◆ What you will do:
Copy each line of the entries beneath that contains the word "长期坚持".

»»

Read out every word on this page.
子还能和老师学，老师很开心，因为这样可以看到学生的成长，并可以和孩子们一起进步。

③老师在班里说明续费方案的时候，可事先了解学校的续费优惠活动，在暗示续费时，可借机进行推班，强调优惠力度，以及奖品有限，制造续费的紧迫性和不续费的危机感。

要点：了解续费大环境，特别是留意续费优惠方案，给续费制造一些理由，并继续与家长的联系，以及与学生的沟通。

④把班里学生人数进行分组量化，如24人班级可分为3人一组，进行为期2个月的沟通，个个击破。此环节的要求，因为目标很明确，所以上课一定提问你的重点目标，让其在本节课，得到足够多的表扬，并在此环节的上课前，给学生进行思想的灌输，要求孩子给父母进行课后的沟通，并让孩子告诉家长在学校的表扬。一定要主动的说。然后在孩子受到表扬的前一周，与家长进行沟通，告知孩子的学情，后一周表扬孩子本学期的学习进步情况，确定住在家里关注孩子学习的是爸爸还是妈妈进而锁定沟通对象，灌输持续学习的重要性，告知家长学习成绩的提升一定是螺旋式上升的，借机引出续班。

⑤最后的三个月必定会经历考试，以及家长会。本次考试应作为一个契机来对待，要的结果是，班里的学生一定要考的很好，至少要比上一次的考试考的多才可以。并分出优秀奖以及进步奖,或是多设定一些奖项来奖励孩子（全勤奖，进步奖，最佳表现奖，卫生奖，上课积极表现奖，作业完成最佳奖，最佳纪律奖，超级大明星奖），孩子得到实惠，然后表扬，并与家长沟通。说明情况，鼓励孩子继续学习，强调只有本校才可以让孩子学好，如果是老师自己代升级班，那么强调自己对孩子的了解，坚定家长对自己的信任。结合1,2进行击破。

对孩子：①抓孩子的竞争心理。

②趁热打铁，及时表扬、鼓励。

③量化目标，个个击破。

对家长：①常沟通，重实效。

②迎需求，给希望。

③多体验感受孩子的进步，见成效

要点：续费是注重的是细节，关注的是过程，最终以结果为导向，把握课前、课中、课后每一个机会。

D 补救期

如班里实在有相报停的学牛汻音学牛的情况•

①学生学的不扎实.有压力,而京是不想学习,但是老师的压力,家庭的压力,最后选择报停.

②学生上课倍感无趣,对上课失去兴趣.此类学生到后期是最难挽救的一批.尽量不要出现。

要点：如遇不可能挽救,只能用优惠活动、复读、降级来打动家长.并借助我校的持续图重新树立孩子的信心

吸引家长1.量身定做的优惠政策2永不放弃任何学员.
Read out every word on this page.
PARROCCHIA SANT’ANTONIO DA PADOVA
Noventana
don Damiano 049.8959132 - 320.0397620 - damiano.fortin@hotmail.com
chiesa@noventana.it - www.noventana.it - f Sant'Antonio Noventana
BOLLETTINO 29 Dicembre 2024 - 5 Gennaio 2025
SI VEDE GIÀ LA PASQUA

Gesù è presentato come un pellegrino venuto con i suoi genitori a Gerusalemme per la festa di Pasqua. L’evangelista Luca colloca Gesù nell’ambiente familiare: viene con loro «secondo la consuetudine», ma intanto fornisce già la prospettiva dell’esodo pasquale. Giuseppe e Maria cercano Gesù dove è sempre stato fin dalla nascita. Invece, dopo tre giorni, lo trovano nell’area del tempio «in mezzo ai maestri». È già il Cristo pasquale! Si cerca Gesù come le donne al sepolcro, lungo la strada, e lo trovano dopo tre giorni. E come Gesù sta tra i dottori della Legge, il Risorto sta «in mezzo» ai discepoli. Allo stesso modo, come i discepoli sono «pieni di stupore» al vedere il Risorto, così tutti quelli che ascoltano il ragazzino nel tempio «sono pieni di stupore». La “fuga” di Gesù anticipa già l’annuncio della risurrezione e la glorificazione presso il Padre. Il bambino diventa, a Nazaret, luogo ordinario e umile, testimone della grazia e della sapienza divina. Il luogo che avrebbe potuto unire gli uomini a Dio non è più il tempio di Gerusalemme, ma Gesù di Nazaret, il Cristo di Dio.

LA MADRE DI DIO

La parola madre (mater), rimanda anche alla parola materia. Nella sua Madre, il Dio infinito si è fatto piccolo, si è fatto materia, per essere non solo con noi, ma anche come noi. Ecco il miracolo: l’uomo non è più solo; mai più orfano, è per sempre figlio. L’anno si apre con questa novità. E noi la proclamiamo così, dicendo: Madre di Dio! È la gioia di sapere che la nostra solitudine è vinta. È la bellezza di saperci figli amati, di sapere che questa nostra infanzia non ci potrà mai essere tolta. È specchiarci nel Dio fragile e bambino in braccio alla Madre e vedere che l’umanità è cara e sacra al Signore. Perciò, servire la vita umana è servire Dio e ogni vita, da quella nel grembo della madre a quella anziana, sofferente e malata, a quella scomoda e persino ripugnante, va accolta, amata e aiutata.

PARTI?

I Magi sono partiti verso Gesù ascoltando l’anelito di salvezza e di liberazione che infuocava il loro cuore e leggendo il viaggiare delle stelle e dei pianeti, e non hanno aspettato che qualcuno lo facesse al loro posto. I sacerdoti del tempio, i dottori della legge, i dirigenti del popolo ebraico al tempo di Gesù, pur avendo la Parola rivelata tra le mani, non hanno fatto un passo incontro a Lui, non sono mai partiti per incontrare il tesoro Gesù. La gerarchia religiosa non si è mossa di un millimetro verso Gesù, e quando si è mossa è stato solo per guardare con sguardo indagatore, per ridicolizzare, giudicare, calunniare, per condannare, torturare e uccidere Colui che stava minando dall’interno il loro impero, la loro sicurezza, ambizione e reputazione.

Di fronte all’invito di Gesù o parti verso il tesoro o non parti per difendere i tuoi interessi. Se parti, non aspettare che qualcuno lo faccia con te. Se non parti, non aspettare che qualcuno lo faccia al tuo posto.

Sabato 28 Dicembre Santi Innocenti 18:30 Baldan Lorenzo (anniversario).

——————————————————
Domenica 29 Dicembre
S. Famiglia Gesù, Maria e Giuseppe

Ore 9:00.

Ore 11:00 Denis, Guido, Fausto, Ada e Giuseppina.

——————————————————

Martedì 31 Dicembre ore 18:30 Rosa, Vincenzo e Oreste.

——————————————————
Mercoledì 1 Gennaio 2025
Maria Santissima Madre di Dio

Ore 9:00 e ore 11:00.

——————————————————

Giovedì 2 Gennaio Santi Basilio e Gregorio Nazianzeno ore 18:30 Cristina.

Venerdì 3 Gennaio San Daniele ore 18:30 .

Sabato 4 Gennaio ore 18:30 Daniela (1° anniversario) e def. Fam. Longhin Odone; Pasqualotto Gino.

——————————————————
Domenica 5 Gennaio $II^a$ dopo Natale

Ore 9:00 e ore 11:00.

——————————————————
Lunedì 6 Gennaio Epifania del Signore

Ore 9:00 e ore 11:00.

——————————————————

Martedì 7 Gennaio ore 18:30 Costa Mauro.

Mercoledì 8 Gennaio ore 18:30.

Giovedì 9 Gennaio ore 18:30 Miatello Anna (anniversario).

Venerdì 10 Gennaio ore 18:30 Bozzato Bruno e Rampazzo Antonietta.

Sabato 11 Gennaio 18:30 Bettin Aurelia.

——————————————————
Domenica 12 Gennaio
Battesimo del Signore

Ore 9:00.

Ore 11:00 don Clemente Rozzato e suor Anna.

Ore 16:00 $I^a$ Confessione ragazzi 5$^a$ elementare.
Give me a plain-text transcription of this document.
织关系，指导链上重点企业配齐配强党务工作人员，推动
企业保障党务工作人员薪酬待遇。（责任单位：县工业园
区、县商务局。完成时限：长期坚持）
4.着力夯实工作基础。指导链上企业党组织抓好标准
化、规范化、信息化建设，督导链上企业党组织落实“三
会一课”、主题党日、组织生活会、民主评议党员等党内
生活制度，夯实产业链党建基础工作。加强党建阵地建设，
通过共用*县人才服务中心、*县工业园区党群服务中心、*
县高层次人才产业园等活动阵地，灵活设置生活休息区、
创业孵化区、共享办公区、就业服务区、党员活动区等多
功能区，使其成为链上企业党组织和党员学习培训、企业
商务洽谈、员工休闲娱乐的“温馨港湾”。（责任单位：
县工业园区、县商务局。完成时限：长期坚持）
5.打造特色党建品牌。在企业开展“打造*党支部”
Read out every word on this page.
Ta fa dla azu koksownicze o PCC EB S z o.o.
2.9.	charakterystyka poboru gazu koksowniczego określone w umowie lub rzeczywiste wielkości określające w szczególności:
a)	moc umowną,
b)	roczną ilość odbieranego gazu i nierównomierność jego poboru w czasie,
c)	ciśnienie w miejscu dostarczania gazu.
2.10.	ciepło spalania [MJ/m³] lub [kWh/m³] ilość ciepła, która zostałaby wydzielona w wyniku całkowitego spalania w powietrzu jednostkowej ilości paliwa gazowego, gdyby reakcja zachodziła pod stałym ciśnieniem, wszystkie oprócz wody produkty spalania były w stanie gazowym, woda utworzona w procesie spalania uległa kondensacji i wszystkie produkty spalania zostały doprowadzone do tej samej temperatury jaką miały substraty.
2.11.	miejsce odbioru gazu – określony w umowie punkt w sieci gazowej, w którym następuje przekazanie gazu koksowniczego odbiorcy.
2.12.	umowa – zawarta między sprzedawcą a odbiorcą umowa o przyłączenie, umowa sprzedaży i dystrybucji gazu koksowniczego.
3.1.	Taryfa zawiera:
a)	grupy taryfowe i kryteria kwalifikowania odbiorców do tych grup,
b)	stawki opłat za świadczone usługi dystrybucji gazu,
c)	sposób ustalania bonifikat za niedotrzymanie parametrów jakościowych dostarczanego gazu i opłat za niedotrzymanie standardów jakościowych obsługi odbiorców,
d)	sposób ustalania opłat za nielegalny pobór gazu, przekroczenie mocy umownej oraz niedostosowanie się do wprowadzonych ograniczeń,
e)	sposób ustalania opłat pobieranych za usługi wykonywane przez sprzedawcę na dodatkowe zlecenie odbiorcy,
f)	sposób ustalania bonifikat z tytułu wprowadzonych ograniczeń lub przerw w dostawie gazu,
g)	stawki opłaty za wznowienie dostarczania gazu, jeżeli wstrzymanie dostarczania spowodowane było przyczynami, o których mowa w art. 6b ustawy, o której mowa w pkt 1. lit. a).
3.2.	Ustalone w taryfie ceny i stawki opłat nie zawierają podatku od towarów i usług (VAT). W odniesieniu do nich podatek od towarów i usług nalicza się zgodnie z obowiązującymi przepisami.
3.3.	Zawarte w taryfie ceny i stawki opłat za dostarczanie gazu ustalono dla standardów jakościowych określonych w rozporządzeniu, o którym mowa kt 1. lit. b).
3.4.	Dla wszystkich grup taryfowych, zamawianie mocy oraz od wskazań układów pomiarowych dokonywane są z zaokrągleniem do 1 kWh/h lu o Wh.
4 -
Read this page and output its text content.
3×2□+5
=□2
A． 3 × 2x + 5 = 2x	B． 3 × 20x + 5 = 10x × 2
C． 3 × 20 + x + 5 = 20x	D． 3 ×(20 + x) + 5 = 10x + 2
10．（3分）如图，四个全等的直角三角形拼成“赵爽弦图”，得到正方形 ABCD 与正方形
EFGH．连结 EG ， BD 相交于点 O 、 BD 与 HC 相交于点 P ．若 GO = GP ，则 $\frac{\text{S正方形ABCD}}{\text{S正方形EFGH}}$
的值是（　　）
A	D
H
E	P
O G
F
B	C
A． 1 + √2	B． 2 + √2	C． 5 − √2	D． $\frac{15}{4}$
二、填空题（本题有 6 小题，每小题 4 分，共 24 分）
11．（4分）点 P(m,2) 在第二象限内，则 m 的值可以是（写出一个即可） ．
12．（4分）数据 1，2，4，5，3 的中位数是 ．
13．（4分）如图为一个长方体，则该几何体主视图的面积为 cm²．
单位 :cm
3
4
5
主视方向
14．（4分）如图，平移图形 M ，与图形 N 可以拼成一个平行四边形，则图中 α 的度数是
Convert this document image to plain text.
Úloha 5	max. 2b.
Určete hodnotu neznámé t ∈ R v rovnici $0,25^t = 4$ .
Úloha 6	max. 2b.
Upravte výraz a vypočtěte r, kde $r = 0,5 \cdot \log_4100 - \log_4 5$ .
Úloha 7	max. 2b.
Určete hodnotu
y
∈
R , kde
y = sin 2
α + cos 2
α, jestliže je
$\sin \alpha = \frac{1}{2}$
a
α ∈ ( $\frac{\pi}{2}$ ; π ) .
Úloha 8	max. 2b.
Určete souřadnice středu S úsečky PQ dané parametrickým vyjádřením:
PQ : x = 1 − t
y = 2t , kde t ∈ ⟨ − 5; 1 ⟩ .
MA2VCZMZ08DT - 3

««

◆ Written answer:
区、县商务局。完成时限：长期坚持）
县工业园区、县商务局。完成时限：长期坚持）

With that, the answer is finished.